— Start Records for this exercise —
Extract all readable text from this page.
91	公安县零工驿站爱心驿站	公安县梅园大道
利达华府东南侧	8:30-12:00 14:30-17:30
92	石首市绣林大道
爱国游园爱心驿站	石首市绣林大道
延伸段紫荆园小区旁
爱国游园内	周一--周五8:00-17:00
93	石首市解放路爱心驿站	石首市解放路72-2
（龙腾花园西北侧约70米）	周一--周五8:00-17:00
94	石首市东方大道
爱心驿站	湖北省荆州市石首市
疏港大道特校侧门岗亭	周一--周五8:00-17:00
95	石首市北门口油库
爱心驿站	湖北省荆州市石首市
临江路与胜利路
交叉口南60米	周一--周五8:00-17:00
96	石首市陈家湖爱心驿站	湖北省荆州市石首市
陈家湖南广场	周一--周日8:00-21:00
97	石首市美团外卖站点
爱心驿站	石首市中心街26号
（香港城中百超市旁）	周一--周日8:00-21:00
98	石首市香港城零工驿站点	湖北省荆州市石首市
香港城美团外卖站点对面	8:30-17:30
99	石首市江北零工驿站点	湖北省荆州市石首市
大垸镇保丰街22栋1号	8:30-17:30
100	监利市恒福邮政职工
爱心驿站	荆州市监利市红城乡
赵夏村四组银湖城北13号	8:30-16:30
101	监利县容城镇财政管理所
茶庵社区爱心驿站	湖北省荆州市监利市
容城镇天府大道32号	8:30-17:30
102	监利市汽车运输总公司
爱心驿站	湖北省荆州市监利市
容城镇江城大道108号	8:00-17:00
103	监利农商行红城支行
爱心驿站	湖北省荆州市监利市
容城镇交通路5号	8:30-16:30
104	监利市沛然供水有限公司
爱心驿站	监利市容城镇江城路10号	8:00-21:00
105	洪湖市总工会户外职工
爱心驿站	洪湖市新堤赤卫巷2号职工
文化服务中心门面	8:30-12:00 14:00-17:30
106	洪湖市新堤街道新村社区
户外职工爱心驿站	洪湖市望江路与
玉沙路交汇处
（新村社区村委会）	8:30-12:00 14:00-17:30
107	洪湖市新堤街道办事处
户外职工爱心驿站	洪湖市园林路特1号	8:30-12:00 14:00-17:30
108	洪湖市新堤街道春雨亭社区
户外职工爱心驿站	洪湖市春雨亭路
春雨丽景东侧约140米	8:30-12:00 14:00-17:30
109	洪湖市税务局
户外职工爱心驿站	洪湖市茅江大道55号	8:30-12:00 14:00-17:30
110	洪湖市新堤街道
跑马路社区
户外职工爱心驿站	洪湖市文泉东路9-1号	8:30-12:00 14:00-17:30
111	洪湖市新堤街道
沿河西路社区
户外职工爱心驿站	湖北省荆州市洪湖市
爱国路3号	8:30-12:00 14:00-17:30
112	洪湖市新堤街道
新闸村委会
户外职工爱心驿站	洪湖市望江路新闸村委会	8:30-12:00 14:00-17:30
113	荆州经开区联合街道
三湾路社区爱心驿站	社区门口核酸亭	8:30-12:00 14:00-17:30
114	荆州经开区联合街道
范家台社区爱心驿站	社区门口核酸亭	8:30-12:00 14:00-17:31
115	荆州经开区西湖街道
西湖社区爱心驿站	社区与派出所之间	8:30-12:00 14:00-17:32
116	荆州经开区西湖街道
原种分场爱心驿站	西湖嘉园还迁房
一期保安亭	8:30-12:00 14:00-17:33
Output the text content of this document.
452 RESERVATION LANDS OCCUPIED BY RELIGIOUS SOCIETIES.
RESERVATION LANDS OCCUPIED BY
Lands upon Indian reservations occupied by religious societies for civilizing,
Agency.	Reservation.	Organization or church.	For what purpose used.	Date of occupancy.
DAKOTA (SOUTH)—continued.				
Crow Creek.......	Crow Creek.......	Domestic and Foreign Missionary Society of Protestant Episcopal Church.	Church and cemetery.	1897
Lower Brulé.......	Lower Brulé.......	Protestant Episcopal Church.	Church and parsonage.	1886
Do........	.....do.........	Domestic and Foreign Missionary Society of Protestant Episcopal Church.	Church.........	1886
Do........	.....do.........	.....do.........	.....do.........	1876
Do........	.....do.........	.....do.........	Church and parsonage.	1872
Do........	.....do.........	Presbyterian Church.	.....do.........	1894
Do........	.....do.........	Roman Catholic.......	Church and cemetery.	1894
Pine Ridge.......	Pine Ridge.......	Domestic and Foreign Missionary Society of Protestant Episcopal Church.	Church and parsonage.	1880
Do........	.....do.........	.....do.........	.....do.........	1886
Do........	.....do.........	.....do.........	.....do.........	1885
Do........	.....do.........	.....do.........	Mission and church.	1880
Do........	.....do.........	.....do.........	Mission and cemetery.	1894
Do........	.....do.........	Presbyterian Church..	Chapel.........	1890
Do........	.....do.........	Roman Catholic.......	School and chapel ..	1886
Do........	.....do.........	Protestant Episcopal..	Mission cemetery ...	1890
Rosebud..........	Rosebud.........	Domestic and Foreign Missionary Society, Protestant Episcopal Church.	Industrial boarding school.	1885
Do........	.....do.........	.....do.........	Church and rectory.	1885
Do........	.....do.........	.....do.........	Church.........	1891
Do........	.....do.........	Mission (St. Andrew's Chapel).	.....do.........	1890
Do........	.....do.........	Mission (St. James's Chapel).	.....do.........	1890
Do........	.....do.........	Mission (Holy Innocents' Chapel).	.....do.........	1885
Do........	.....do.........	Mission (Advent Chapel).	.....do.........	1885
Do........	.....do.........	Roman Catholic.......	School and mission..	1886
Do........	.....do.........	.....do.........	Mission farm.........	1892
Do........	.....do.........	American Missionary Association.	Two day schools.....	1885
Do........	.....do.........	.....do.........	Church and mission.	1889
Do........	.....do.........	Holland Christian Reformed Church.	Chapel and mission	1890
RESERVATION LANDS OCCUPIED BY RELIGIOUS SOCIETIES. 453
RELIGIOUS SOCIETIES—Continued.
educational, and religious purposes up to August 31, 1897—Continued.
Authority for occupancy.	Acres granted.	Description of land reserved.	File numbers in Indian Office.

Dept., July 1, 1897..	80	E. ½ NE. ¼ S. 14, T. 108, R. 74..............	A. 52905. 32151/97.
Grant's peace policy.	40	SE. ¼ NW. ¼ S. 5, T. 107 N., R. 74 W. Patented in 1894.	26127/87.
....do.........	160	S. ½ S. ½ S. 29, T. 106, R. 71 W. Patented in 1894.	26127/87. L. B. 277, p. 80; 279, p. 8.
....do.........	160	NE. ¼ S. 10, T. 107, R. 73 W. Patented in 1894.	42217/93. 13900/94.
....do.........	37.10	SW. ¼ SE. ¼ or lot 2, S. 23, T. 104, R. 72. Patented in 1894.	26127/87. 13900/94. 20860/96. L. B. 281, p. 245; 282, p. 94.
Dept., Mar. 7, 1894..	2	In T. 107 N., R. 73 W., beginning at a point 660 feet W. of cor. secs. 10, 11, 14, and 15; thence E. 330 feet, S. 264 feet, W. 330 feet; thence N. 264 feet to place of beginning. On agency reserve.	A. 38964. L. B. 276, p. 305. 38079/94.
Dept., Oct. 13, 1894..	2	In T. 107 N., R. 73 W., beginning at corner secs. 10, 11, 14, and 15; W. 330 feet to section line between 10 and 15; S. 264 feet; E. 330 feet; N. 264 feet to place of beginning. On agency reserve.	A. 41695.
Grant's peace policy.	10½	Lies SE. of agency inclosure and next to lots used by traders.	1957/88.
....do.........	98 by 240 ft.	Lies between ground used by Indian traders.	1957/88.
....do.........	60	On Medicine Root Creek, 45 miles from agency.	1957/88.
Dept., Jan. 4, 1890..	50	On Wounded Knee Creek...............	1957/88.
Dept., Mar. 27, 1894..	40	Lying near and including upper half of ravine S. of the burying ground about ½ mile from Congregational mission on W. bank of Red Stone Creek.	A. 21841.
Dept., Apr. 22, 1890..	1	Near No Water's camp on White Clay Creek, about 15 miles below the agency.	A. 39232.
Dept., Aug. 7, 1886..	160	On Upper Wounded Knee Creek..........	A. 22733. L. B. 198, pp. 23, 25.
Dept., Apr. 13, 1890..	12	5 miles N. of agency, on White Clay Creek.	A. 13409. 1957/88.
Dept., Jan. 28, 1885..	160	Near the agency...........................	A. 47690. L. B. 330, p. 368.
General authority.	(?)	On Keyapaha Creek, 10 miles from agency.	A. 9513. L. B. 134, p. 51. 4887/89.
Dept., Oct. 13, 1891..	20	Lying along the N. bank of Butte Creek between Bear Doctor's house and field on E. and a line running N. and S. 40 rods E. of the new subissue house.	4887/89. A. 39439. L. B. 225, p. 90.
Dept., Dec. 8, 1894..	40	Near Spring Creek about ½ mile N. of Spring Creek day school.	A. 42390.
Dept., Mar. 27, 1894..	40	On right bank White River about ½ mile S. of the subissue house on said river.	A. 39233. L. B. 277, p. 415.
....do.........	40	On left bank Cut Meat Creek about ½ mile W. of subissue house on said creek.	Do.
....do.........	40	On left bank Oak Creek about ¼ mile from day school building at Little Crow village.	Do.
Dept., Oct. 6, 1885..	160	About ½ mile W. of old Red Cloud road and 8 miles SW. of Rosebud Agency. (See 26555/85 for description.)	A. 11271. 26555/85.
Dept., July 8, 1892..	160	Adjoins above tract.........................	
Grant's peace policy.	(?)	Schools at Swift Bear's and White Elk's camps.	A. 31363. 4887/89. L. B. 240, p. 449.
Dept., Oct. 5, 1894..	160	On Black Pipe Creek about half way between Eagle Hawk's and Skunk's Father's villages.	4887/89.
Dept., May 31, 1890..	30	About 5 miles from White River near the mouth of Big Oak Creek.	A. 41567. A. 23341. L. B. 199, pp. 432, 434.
— End Records for this exercise —
_Given task_: State how many lines include the string "Society". Give no other information.

_Exercise output_: 4